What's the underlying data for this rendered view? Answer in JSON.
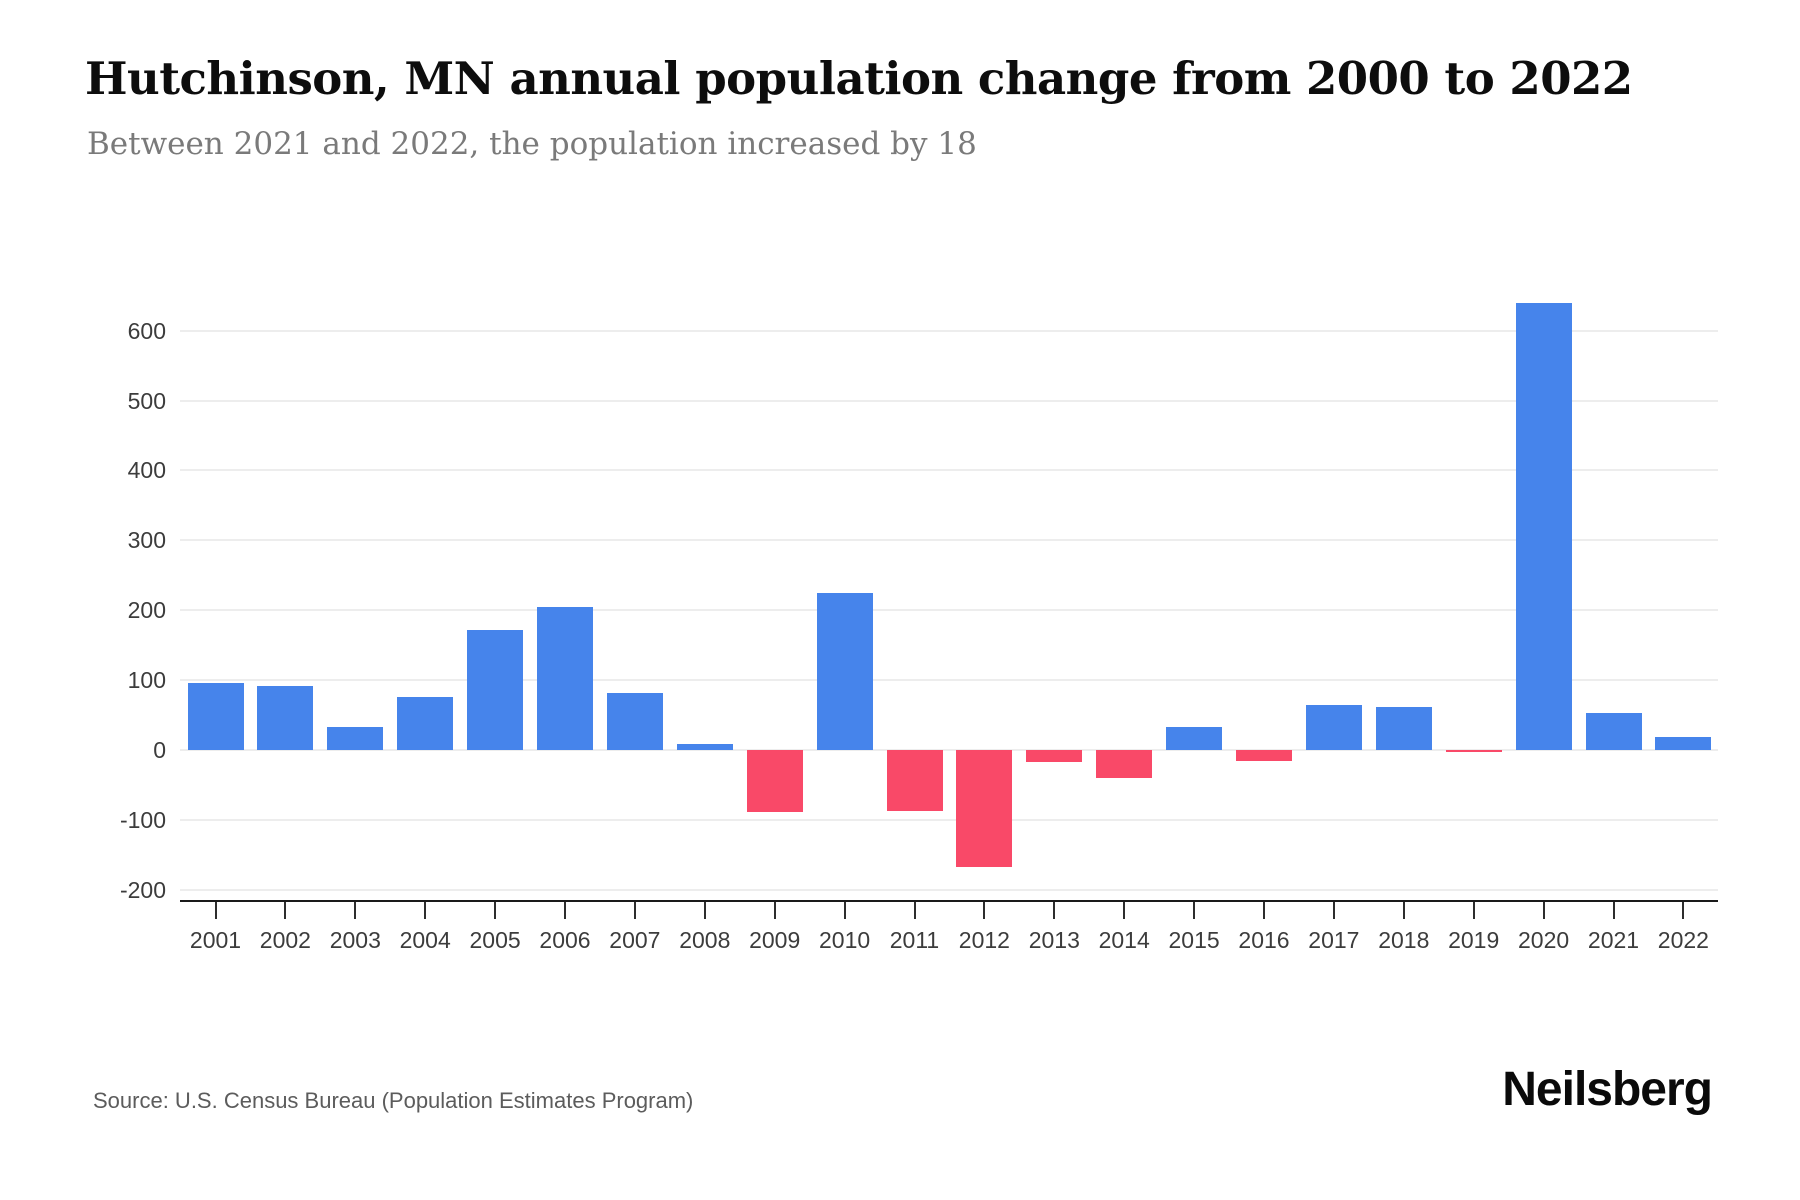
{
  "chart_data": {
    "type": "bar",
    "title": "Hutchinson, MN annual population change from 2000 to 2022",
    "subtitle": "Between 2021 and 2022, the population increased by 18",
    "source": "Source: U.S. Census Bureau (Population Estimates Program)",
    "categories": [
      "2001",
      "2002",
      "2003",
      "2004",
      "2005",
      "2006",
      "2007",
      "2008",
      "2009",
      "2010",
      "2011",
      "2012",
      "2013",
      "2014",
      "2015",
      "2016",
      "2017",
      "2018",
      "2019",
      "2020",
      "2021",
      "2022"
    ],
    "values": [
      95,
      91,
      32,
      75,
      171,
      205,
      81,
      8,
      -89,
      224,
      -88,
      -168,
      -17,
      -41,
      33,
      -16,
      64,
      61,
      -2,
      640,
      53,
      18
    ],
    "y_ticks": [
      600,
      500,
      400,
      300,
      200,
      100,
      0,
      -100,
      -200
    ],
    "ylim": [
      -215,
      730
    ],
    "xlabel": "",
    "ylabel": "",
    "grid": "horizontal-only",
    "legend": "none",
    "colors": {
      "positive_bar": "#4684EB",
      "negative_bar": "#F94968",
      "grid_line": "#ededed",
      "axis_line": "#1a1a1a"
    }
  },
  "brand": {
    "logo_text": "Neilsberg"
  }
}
• • •
TO BE DONE: Each entry shown above must be quoted exactly, with its pictures left out.

CORRECT RESULT:
What's the underlying data for this rendered view? Answer in JSON.
{
  "chart_data": {
    "type": "bar",
    "title": "Hutchinson, MN annual population change from 2000 to 2022",
    "subtitle": "Between 2021 and 2022, the population increased by 18",
    "source": "Source: U.S. Census Bureau (Population Estimates Program)",
    "categories": [
      "2001",
      "2002",
      "2003",
      "2004",
      "2005",
      "2006",
      "2007",
      "2008",
      "2009",
      "2010",
      "2011",
      "2012",
      "2013",
      "2014",
      "2015",
      "2016",
      "2017",
      "2018",
      "2019",
      "2020",
      "2021",
      "2022"
    ],
    "values": [
      95,
      91,
      32,
      75,
      171,
      205,
      81,
      8,
      -89,
      224,
      -88,
      -168,
      -17,
      -41,
      33,
      -16,
      64,
      61,
      -2,
      640,
      53,
      18
    ],
    "y_ticks": [
      600,
      500,
      400,
      300,
      200,
      100,
      0,
      -100,
      -200
    ],
    "ylim": [
      -215,
      730
    ],
    "xlabel": "",
    "ylabel": "",
    "grid": "horizontal-only",
    "legend": "none",
    "colors": {
      "positive_bar": "#4684EB",
      "negative_bar": "#F94968",
      "grid_line": "#ededed",
      "axis_line": "#1a1a1a"
    }
  },
  "brand": {
    "logo_text": "Neilsberg"
  }
}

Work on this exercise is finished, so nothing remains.